═══ 頁面

陽極觸媒的催化效能是影響直接乙醇燃料電池（Direct Ethanol Fuel cell, DEFC）輸出功率的最大因素。除了觸媒金屬外，支撐金屬的載體也影響觸媒的催化效能。目前常見之觸媒載體有碳黑與奈米碳管。然而奈米碳管表面石墨烯平滑的結構，不利於穩定奈米粒徑的金屬顆粒易於讓奈米粒子在反應中集結。許多研究已報導使用硝酸修飾奈米碳管表面，形成CNx（nitrogen-doped carbon (CNx) nanotubes）可以避免這些缺陷；另外也有許多研究開始使用導電高分子包覆奈米碳管表面來分散金屬顆粒，當鉑奈米粒子和其他過渡金屬固著在聚合物表面，觸媒可以展現出更優良的電子與質子的導電度、保持長時使用之熱穩定性、親水性和提高催化活性表面積。
本研究顯示以導電高分子聚苯胺（Polyaniline）修飾之奈米碳管（PANICNT）作為載體，可以大幅提高乙醇燃料氧化活性並緩解Pt、Pt-Ru與Pt-Sn等奈米金屬粒子於長時間使用後的聚集和金屬流失的問題。承載於PANICNT表面之Pt-Sn奈米粒子可均勻分佈於載體上並保持顆粒尺寸範圍從2.0至4.0 nm之間；相較之下，PtSn顆粒於奈米碳管上則顯示嚴重聚集現象，在Vucan XC-72載體上之分散性也同樣較差。這是因為聚苯胺高分子上之氮官能基能與鉑金形成Pt-N鍵結，有助於均勻金屬顆粒大小展現出高分散性。從循環伏安法實驗中，PtSn/PANICNT觸媒氧化乙醇所產生的電流密度（748.7 A g-1 Pt），較其他未聚苯胺修飾之載體呈現更高的活性。其乙醇氧化之最高電流密度較PtSn/CNT高出458.9 A g-1 Pt。在經過耐受性測試（ADTs）後依然保持了77.8 %的電流密度顯示此技術可提升觸媒的穩定度。這項研究證實了的Pt-Sn二元金屬承載於PANICNT觸媒對於乙醇的氧化可以使鉑金的活性面積提高和催化活性上升並增加其長時使用之穩定性。

══════

▶ 練習目標
把上方頁面從頭到尾逐字照錄一遍。 後面的記錄與上方頁面沒有任何關聯。

═══ 提供資料

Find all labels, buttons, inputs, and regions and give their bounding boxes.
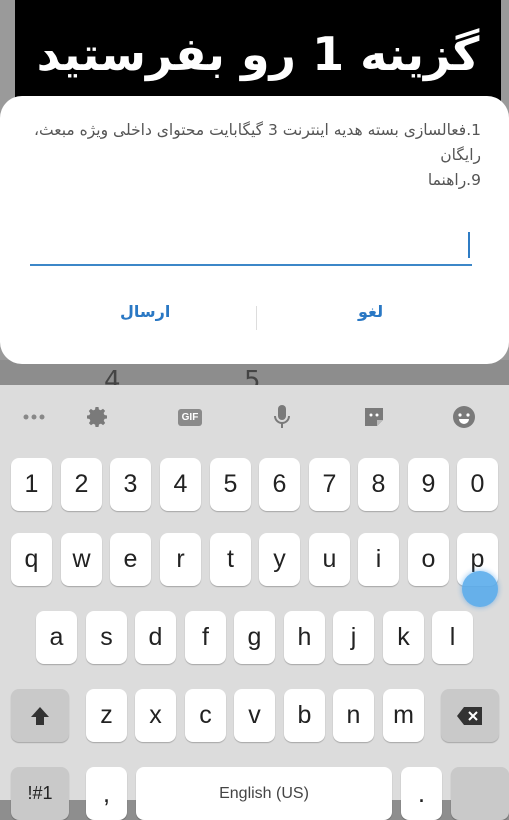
button-divider (256, 306, 257, 330)
shift-icon (31, 706, 49, 725)
enter-key[interactable] (451, 767, 509, 820)
shift-key[interactable] (11, 689, 69, 742)
comma-key[interactable]: , (86, 767, 127, 820)
key-h[interactable]: h (284, 611, 325, 664)
key-4[interactable]: 4 (160, 458, 201, 511)
settings-icon[interactable] (78, 397, 118, 437)
key-e[interactable]: e (110, 533, 151, 586)
key-l[interactable]: l (432, 611, 473, 664)
key-5[interactable]: 5 (210, 458, 251, 511)
key-i[interactable]: i (358, 533, 399, 586)
symbols-key[interactable]: !#1 (11, 767, 69, 820)
backspace-key[interactable] (441, 689, 499, 742)
key-3[interactable]: 3 (110, 458, 151, 511)
mic-icon[interactable] (262, 397, 302, 437)
key-g[interactable]: g (234, 611, 275, 664)
text-cursor (468, 232, 470, 258)
key-7[interactable]: 7 (309, 458, 350, 511)
period-key[interactable]: . (401, 767, 442, 820)
key-b[interactable]: b (284, 689, 325, 742)
more-icon[interactable] (14, 397, 54, 437)
ussd-reply-input[interactable] (30, 224, 472, 266)
key-r[interactable]: r (160, 533, 201, 586)
ussd-message: 1.فعالسازی بسته هدیه اینترنت 3 گیگابایت … (34, 121, 481, 189)
key-q[interactable]: q (11, 533, 52, 586)
send-button[interactable]: ارسال (120, 302, 170, 321)
key-6[interactable]: 6 (259, 458, 300, 511)
key-d[interactable]: d (135, 611, 176, 664)
key-z[interactable]: z (86, 689, 127, 742)
space-key[interactable]: English (US) (136, 767, 392, 820)
key-x[interactable]: x (135, 689, 176, 742)
gif-icon[interactable]: GIF (170, 397, 210, 437)
banner-text: گزینه 1 رو بفرستید (36, 27, 480, 81)
key-s[interactable]: s (86, 611, 127, 664)
key-8[interactable]: 8 (358, 458, 399, 511)
key-k[interactable]: k (383, 611, 424, 664)
key-0[interactable]: 0 (457, 458, 498, 511)
key-2[interactable]: 2 (61, 458, 102, 511)
key-u[interactable]: u (309, 533, 350, 586)
keyboard: GIF 1 2 3 4 5 6 7 8 9 0 q w e r t y u i … (0, 385, 509, 820)
key-n[interactable]: n (333, 689, 374, 742)
key-1[interactable]: 1 (11, 458, 52, 511)
key-9[interactable]: 9 (408, 458, 449, 511)
touch-indicator (462, 571, 498, 607)
sticker-icon[interactable] (354, 397, 394, 437)
gif-label: GIF (177, 408, 203, 426)
key-c[interactable]: c (185, 689, 226, 742)
key-y[interactable]: y (259, 533, 300, 586)
cancel-button[interactable]: لغو (358, 302, 383, 321)
backspace-icon (457, 706, 482, 725)
key-w[interactable]: w (61, 533, 102, 586)
key-t[interactable]: t (210, 533, 251, 586)
key-v[interactable]: v (234, 689, 275, 742)
key-j[interactable]: j (333, 611, 374, 664)
key-a[interactable]: a (36, 611, 77, 664)
key-o[interactable]: o (408, 533, 449, 586)
instruction-banner: گزینه 1 رو بفرستید (15, 0, 501, 108)
key-m[interactable]: m (383, 689, 424, 742)
key-f[interactable]: f (185, 611, 226, 664)
ussd-dialog: 1.فعالسازی بسته هدیه اینترنت 3 گیگابایت … (0, 96, 509, 364)
emoji-icon[interactable] (444, 397, 484, 437)
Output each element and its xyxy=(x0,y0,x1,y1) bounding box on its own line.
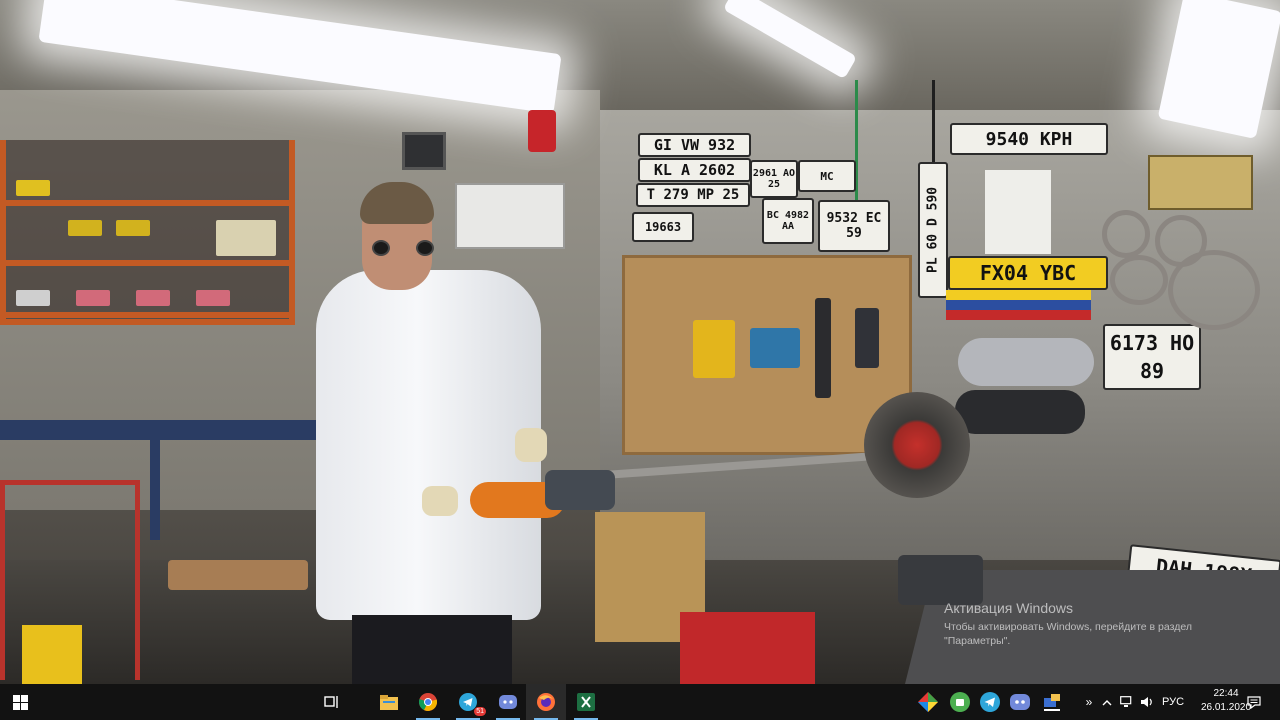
windows-logo-icon xyxy=(12,694,28,710)
gear-part xyxy=(1102,210,1150,258)
video-frame: GI VW 932 KL A 2602 T 279 MP 25 2961 AO … xyxy=(0,0,1280,684)
yellow-bucket xyxy=(22,625,82,684)
task-view-button[interactable] xyxy=(312,684,352,720)
task-view-icon xyxy=(324,696,338,708)
colorful-diamond-icon xyxy=(918,692,938,712)
license-plate: PL 60 D 590 xyxy=(918,162,948,298)
motor-cover xyxy=(958,338,1094,386)
network-icon xyxy=(1120,696,1132,707)
discord-icon xyxy=(1010,694,1030,710)
discord-button[interactable] xyxy=(488,684,528,720)
goggles xyxy=(372,240,390,256)
watermark-title: Активация Windows xyxy=(944,600,1074,616)
license-plate: BC 4982 AA xyxy=(762,198,814,244)
license-plate: GI VW 932 xyxy=(638,133,751,157)
bench-vise xyxy=(898,555,983,605)
license-plate: 9540 KPH xyxy=(950,123,1108,155)
telegram-button[interactable]: 51 xyxy=(448,684,488,720)
activation-watermark: Активация Windows Чтобы активировать Win… xyxy=(944,600,1192,648)
license-plate: 6173 HO 89 xyxy=(1103,324,1201,390)
glove xyxy=(515,428,547,462)
license-plate: 9532 EC 59 xyxy=(818,200,890,252)
tray-app-4[interactable] xyxy=(1006,684,1034,720)
chevron-up-icon xyxy=(1102,699,1112,705)
wall-sign xyxy=(1148,155,1253,210)
watermark-line: "Параметры". xyxy=(944,635,1011,647)
person-lab-coat xyxy=(316,270,541,620)
license-plate: FX04 YBC xyxy=(948,256,1108,290)
start-button[interactable] xyxy=(0,684,40,720)
fire-extinguisher xyxy=(528,110,556,152)
android-icon xyxy=(950,692,970,712)
watermark-line: Чтобы активировать Windows, перейдите в … xyxy=(944,621,1192,633)
motor-cover-dark xyxy=(955,390,1085,434)
tool-shelf xyxy=(0,140,295,325)
gear-part xyxy=(1110,255,1168,305)
license-plate: MC xyxy=(798,160,856,192)
license-plate: 2961 AO 25 xyxy=(750,160,798,198)
tray-app-1[interactable] xyxy=(914,684,942,720)
license-plate: T 279 MP 25 xyxy=(636,183,750,207)
grinding-disc xyxy=(864,392,970,498)
firefox-button[interactable] xyxy=(526,684,566,720)
telegram-unread-badge: 51 xyxy=(474,707,486,716)
chrome-button[interactable] xyxy=(408,684,448,720)
volume-button[interactable] xyxy=(1138,684,1156,720)
firefox-icon xyxy=(537,693,555,711)
excel-button[interactable] xyxy=(566,684,606,720)
overflow-chevron-icon[interactable]: » xyxy=(1082,684,1096,720)
file-explorer-icon xyxy=(380,694,398,710)
taskbar: 51 » РУС 22:44 26.01.2020 xyxy=(0,684,1280,720)
telegram-icon xyxy=(980,692,1000,712)
tray-app-2[interactable] xyxy=(946,684,974,720)
speaker-icon xyxy=(1141,697,1152,707)
chrome-icon xyxy=(419,693,437,711)
license-plate: 19663 xyxy=(632,212,694,242)
tray-app-5[interactable] xyxy=(1038,684,1066,720)
excel-icon xyxy=(577,693,595,711)
red-stand xyxy=(680,612,815,684)
wall-paper xyxy=(985,170,1051,254)
network-button[interactable] xyxy=(1118,684,1136,720)
flag-sticker xyxy=(946,290,1091,320)
stool xyxy=(168,560,308,590)
network-utility-icon xyxy=(1044,694,1060,711)
license-plate: KL A 2602 xyxy=(638,158,751,182)
show-hidden-icons-button[interactable] xyxy=(1098,684,1116,720)
language-indicator[interactable]: РУС xyxy=(1158,684,1188,720)
electrical-box xyxy=(455,183,565,249)
workbench xyxy=(0,420,320,440)
hanging-tool xyxy=(855,308,879,368)
glove xyxy=(422,486,458,516)
floodlight xyxy=(402,132,446,170)
action-center-button[interactable] xyxy=(1240,684,1268,720)
grinder-head xyxy=(545,470,615,510)
jigsaw-tool xyxy=(750,328,800,368)
tray-app-3[interactable] xyxy=(976,684,1004,720)
clamp-tool xyxy=(815,298,831,398)
discord-icon xyxy=(499,695,517,709)
person-trousers xyxy=(352,615,512,684)
goggles xyxy=(416,240,434,256)
notification-icon xyxy=(1247,695,1261,709)
file-explorer-button[interactable] xyxy=(369,684,409,720)
drill-tool xyxy=(693,320,735,378)
gear-part xyxy=(1168,250,1260,330)
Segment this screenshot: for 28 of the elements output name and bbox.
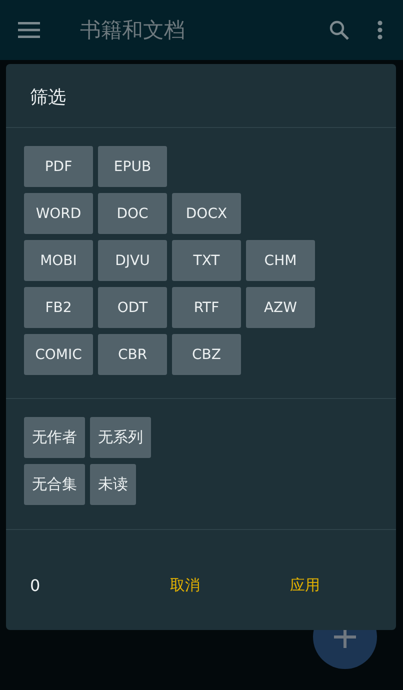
dialog-title: 筛选 — [6, 64, 396, 128]
format-chip[interactable]: RTF — [172, 287, 241, 328]
filter-chip[interactable]: 未读 — [90, 464, 136, 505]
menu-icon[interactable] — [18, 22, 40, 38]
filter-chip[interactable]: 无作者 — [24, 417, 85, 458]
apply-button[interactable]: 应用 — [280, 568, 330, 602]
format-chip[interactable]: CHM — [246, 240, 315, 281]
format-chip[interactable]: TXT — [172, 240, 241, 281]
filter-chip[interactable]: 无系列 — [90, 417, 151, 458]
format-chip[interactable]: WORD — [24, 193, 93, 234]
format-chip[interactable]: AZW — [246, 287, 315, 328]
format-chip[interactable]: PDF — [24, 146, 93, 187]
format-chip[interactable]: COMIC — [24, 334, 93, 375]
format-chip[interactable]: CBZ — [172, 334, 241, 375]
format-chip[interactable]: FB2 — [24, 287, 93, 328]
filter-chip[interactable]: 无合集 — [24, 464, 85, 505]
result-count: 0 — [30, 576, 42, 594]
format-chip[interactable]: DJVU — [98, 240, 167, 281]
format-chip[interactable]: EPUB — [98, 146, 167, 187]
format-chip[interactable]: DOC — [98, 193, 167, 234]
app-title: 书籍和文档 — [80, 17, 186, 44]
format-chip[interactable]: ODT — [98, 287, 167, 328]
format-chip[interactable]: DOCX — [172, 193, 241, 234]
format-chip[interactable]: CBR — [98, 334, 167, 375]
more-icon[interactable] — [377, 20, 383, 40]
cancel-button[interactable]: 取消 — [160, 568, 210, 602]
format-chip[interactable]: MOBI — [24, 240, 93, 281]
search-icon[interactable] — [329, 20, 349, 40]
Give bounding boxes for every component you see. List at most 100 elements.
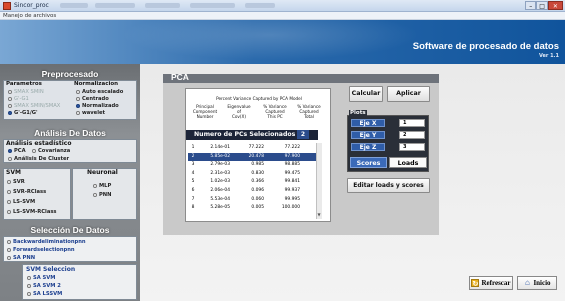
cell-pc-number: 4 <box>191 170 195 176</box>
cell-variance-pc: 0.005 <box>251 205 264 211</box>
radio-ls-svm[interactable]: LS-SVM <box>7 199 35 205</box>
radio-sa-svm-2[interactable]: SA SVM 2 <box>27 283 61 289</box>
radio-sa-svm[interactable]: SA SVM <box>27 275 55 281</box>
table-row[interactable]: 6 2.06e-04 0.096 99.937 <box>188 187 316 195</box>
radio-pnn[interactable]: PNN <box>93 192 112 198</box>
eje-z-input[interactable]: 3 <box>399 143 425 151</box>
cell-eigenvalue: 2.79e-03 <box>210 162 230 168</box>
radio-icon <box>8 111 12 115</box>
eje-x-input[interactable]: 1 <box>399 119 425 127</box>
radio-mlp[interactable]: MLP <box>93 183 111 189</box>
parametros-label: Parametros <box>6 81 42 87</box>
app-heading: Software de procesado de datos <box>412 41 559 52</box>
cell-variance-pc: 20.478 <box>248 153 264 159</box>
neuronal-box: Neuronal MLP PNN <box>72 168 137 220</box>
table-row[interactable]: 5 1.02e-03 0.366 99.841 <box>188 178 316 186</box>
blurred-tab <box>245 3 275 8</box>
normalizacion-label: Normalizacion <box>74 81 119 87</box>
scores-button[interactable]: Scores <box>350 157 387 168</box>
cell-variance-pc: 0.366 <box>251 179 264 185</box>
radio-smax-smin[interactable]: SMAX SMIN <box>8 89 44 95</box>
cell-eigenvalue: 2.06e-04 <box>210 188 230 193</box>
table-row[interactable]: 1 2.14e-01 77.222 77.222 <box>188 144 316 152</box>
cell-eigenvalue: 2.14e-01 <box>210 145 230 150</box>
radio-sa-pnn[interactable]: SA PNN <box>7 255 35 261</box>
cell-eigenvalue: 5.85e-02 <box>210 153 230 159</box>
header-eigenvalue: Eigenvalue of Cov(X) <box>227 104 251 119</box>
radio-icon <box>8 97 12 101</box>
radio-backward[interactable]: Backwardeliminationpnn <box>7 239 86 245</box>
svm-seleccion-box: SVM Seleccion SA SVM SA SVM 2 SA LSSVM <box>22 264 137 300</box>
radio-icon <box>7 180 11 184</box>
calcular-button[interactable]: Calcular <box>349 86 383 102</box>
table-row[interactable]: 8 5.28e-05 0.005 100.000 <box>188 204 316 212</box>
seleccion-heading: Selección De Datos <box>30 225 110 235</box>
svm-box: SVM SVR SVR-RClass LS-SVM LS-SVM-RClass <box>3 168 71 220</box>
cell-variance-pc: 0.830 <box>251 170 264 176</box>
cell-variance-pc: 0.060 <box>251 196 264 202</box>
table-row[interactable]: 4 2.31e-03 0.830 99.475 <box>188 170 316 178</box>
table-row[interactable]: 2 5.85e-02 20.478 97.900 <box>188 152 316 161</box>
blurred-tab <box>95 3 135 8</box>
radio-icon <box>7 190 11 194</box>
radio-icon <box>8 157 12 161</box>
eje-y-input[interactable]: 2 <box>399 131 425 139</box>
editar-loads-scores-button[interactable]: Editar loads y scores <box>347 178 430 193</box>
radio-icon <box>7 256 11 260</box>
aplicar-button[interactable]: Aplicar <box>387 86 430 102</box>
loads-button[interactable]: Loads <box>389 157 427 168</box>
analisis-heading: Análisis De Datos <box>34 128 106 138</box>
radio-normalizado[interactable]: Normalizado <box>76 103 119 109</box>
radio-icon <box>7 210 11 214</box>
header-variance-total: % Variance Captured Total <box>297 104 321 119</box>
scroll-down-icon[interactable]: ▼ <box>316 212 322 218</box>
radio-auto-escalado[interactable]: Auto escalado <box>76 89 123 95</box>
radio-g-g1[interactable]: G'-G1 <box>8 96 29 102</box>
radio-sa-lssvm[interactable]: SA LSSVM <box>27 291 62 297</box>
cell-pc-number: 5 <box>191 179 195 185</box>
table-row[interactable]: 3 2.79e-03 0.985 98.885 <box>188 161 316 169</box>
radio-ls-svm-rclass[interactable]: LS-SVM-RClass <box>7 209 57 215</box>
cell-eigenvalue: 1.02e-03 <box>210 179 230 185</box>
preprocesado-heading: Preprocesado <box>41 69 99 79</box>
close-button[interactable]: ✕ <box>547 1 563 10</box>
table-row[interactable]: 7 5.53e-04 0.060 99.995 <box>188 196 316 204</box>
minimize-button[interactable]: – <box>525 1 537 10</box>
radio-smax-smin-smax[interactable]: SMAX SMIN/SMAX <box>8 103 60 109</box>
radio-covarianza[interactable]: Covarianza <box>32 148 70 154</box>
table-scrollbar[interactable] <box>316 143 322 219</box>
cell-pc-number: 7 <box>191 196 195 202</box>
radio-icon <box>7 240 11 244</box>
analisis-estadistico-box: Análisis estadístico PCA Covarianza Anál… <box>3 139 137 163</box>
pca-title: PCA <box>171 72 189 82</box>
refrescar-button[interactable]: ↻ Refrescar <box>469 276 513 290</box>
menu-manejo-archivos[interactable]: Manejo de archivos <box>3 12 56 20</box>
radio-svr[interactable]: SVR <box>7 179 25 185</box>
radio-icon <box>76 111 80 115</box>
radio-pca[interactable]: PCA <box>8 148 26 154</box>
num-pcs-value[interactable]: 2 <box>297 130 309 139</box>
cell-variance-total: 99.995 <box>284 196 300 202</box>
cell-variance-pc: 0.985 <box>251 162 264 168</box>
cell-pc-number: 8 <box>191 205 195 211</box>
analisis-estadistico-label: Análisis estadístico <box>6 140 72 147</box>
cell-variance-total: 97.900 <box>284 153 300 159</box>
radio-centrado[interactable]: Centrado <box>76 96 109 102</box>
radio-cluster[interactable]: Análisis De Cluster <box>8 156 69 162</box>
radio-icon <box>8 149 12 153</box>
maximize-button[interactable]: □ <box>536 1 548 10</box>
radio-icon <box>27 284 31 288</box>
radio-g-g1-g[interactable]: G'-G1/G' <box>8 110 38 116</box>
inicio-button[interactable]: ⌂ Inicio <box>517 276 557 290</box>
blurred-tab <box>190 3 235 8</box>
radio-icon <box>7 200 11 204</box>
cell-variance-pc: 77.222 <box>248 145 264 150</box>
num-pcs-label: Numero de PCs Selecionados <box>194 131 296 138</box>
header-pc-number: Principal Component Number <box>192 104 218 119</box>
radio-wavelet[interactable]: wavelet <box>76 110 105 116</box>
table-caption: Percent Variance Captured by PCA Model <box>216 96 302 101</box>
radio-forward[interactable]: Forwardselectionpnn <box>7 247 75 253</box>
cell-eigenvalue: 5.53e-04 <box>210 196 230 202</box>
radio-svr-rclass[interactable]: SVR-RClass <box>7 189 46 195</box>
cell-pc-number: 6 <box>191 188 195 193</box>
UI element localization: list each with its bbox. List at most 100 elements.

══════

▶ 完整回答
陽極觸媒的催化效能是影響直接乙醇燃料電池（Direct Ethanol Fuel cell, DEFC）輸出功率的最大因素。除了觸媒金屬外，支撐金屬的載體也影響觸媒的催化效能。目前常見之觸媒載體有碳黑與奈米碳管。然而奈米碳管表面石墨烯平滑的結構，不利於穩定奈米粒徑的金屬顆粒易於讓奈米粒子在反應中集結。許多研究已報導使用硝酸修飾奈米碳管表面，形成CNx（nitrogen-doped carbon (CNx) nanotubes）可以避免這些缺陷；另外也有許多研究開始使用導電高分子包覆奈米碳管表面來分散金屬顆粒，當鉑奈米粒子和其他過渡金屬固著在聚合物表面，觸媒可以展現出更優良的電子與質子的導電度、保持長時使用之熱穩定性、親水性和提高催化活性表面積。
本研究顯示以導電高分子聚苯胺（Polyaniline）修飾之奈米碳管（PANICNT）作為載體，可以大幅提高乙醇燃料氧化活性並緩解Pt、Pt-Ru與Pt-Sn等奈米金屬粒子於長時間使用後的聚集和金屬流失的問題。承載於PANICNT表面之Pt-Sn奈米粒子可均勻分佈於載體上並保持顆粒尺寸範圍從2.0至4.0 nm之間；相較之下，PtSn顆粒於奈米碳管上則顯示嚴重聚集現象，在Vucan XC-72載體上之分散性也同樣較差。這是因為聚苯胺高分子上之氮官能基能與鉑金形成Pt-N鍵結，有助於均勻金屬顆粒大小展現出高分散性。從循環伏安法實驗中，PtSn/PANICNT觸媒氧化乙醇所產生的電流密度（748.7 A g-1 Pt），較其他未聚苯胺修飾之載體呈現更高的活性。其乙醇氧化之最高電流密度較PtSn/CNT高出458.9 A g-1 Pt。在經過耐受性測試（ADTs）後依然保持了77.8 %的電流密度顯示此技術可提升觸媒的穩定度。這項研究證實了的Pt-Sn二元金屬承載於PANICNT觸媒對於乙醇的氧化可以使鉑金的活性面積提高和催化活性上升並增加其長時使用之穩定性。